Your objective — Of all the lines in the records below, how many hold the word "screenshot"? Give the number alone.

Entries shown —

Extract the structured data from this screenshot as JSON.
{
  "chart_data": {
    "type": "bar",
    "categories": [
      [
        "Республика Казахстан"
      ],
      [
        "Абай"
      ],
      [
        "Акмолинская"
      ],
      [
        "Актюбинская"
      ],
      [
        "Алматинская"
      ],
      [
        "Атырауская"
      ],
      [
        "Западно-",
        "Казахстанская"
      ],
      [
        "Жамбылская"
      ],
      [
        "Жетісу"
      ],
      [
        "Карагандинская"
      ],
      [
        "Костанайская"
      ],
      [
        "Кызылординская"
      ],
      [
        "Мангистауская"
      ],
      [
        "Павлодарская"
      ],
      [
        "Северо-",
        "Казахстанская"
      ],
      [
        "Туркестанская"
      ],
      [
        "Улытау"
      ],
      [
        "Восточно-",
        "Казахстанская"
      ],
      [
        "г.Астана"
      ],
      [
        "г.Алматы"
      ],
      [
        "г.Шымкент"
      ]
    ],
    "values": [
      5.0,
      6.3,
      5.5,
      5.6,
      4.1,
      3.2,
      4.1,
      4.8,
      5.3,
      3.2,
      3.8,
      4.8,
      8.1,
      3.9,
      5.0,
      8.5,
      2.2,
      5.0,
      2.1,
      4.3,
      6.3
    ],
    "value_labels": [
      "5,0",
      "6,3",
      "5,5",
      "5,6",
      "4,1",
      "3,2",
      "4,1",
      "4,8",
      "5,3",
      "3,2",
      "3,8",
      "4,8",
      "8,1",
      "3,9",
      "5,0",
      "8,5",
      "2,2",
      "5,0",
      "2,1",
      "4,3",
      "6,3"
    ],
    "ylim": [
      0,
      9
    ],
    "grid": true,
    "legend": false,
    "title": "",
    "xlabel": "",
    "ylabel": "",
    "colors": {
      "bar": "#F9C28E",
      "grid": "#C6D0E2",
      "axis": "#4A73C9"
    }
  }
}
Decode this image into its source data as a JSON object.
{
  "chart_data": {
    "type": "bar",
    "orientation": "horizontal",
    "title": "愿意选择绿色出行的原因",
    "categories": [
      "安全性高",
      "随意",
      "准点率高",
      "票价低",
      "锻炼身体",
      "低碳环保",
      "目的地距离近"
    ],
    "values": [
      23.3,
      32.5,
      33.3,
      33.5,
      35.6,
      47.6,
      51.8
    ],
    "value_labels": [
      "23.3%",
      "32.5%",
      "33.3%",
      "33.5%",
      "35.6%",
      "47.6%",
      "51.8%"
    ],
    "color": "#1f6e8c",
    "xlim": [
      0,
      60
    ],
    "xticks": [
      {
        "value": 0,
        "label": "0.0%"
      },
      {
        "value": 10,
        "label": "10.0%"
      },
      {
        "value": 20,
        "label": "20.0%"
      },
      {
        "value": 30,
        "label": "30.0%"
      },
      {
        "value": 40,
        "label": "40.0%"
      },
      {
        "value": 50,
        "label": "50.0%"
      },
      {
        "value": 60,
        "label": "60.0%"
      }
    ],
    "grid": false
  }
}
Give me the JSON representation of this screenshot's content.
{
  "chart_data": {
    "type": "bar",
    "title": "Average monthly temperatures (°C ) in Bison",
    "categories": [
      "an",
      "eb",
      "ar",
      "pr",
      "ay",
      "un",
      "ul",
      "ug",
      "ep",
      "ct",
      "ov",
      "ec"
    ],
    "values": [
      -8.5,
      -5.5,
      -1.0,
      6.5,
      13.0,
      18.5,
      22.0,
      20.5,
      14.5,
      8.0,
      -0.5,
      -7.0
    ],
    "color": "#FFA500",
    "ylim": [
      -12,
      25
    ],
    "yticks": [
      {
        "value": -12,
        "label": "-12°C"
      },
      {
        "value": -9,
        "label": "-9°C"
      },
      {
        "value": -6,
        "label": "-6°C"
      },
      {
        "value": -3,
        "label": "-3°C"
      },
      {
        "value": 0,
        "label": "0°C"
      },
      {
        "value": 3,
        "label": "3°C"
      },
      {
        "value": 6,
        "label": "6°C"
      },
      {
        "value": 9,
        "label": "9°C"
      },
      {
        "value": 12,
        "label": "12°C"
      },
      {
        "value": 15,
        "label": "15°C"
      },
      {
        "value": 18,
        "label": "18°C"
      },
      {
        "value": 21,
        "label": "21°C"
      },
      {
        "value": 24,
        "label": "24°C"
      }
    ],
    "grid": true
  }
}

Written response — 2